Stored entries:
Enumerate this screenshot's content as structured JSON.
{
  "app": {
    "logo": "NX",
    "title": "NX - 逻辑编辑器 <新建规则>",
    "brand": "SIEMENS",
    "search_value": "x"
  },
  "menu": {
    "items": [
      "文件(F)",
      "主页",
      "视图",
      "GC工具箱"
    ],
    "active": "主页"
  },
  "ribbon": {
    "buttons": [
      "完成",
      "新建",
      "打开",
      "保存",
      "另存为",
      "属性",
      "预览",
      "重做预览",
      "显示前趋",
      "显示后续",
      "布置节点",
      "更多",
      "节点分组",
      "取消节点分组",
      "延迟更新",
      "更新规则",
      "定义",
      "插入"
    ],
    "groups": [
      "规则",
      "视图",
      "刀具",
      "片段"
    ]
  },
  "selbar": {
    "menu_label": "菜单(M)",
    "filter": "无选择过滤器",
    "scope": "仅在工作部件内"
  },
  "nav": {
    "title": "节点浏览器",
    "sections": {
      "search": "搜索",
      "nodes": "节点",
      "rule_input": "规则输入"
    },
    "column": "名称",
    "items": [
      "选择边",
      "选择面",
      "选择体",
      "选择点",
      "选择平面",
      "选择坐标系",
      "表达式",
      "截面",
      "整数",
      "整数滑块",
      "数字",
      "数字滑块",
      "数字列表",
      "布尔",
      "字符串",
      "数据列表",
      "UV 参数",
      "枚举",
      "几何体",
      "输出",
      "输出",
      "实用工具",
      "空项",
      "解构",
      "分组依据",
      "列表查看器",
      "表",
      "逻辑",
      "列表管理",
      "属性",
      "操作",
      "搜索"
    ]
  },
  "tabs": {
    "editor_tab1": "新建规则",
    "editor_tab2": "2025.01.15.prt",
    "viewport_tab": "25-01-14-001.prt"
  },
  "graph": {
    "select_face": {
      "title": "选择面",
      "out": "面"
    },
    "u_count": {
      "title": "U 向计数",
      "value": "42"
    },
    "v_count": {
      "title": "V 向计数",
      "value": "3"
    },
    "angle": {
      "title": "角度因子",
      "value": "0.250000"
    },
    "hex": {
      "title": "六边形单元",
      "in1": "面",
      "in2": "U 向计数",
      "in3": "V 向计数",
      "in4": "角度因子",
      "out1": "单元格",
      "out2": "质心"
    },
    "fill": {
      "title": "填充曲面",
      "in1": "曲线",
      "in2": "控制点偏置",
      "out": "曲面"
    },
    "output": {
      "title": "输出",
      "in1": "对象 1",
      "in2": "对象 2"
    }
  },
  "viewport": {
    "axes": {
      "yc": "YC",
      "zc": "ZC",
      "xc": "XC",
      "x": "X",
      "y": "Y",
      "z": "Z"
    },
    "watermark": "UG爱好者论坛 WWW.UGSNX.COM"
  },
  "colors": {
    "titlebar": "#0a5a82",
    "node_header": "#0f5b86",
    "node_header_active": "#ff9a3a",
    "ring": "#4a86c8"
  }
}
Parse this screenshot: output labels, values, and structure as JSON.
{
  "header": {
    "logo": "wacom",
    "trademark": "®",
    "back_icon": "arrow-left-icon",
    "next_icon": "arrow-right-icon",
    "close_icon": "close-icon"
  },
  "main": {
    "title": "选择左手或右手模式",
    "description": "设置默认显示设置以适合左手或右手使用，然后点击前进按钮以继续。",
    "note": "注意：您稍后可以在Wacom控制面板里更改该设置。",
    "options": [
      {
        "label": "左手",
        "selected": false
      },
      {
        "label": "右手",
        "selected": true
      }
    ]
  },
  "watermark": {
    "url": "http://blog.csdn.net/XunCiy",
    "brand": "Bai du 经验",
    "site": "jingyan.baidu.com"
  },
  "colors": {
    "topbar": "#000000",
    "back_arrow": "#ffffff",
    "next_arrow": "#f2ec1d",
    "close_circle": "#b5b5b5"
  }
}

[WHAT THE TASK ASKS]: Retype exactly the lines from the one containing "Parse this screenshot: output" through the last line of the records above, including both.

[WRITTEN SOLUTION]:
Parse this screenshot: output labels, values, and structure as JSON.
{
  "header": {
    "logo": "wacom",
    "trademark": "®",
    "back_icon": "arrow-left-icon",
    "next_icon": "arrow-right-icon",
    "close_icon": "close-icon"
  },
  "main": {
    "title": "选择左手或右手模式",
    "description": "设置默认显示设置以适合左手或右手使用，然后点击前进按钮以继续。",
    "note": "注意：您稍后可以在Wacom控制面板里更改该设置。",
    "options": [
      {
        "label": "左手",
        "selected": false
      },
      {
        "label": "右手",
        "selected": true
      }
    ]
  },
  "watermark": {
    "url": "http://blog.csdn.net/XunCiy",
    "brand": "Bai du 经验",
    "site": "jingyan.baidu.com"
  },
  "colors": {
    "topbar": "#000000",
    "back_arrow": "#ffffff",
    "next_arrow": "#f2ec1d",
    "close_circle": "#b5b5b5"
  }
}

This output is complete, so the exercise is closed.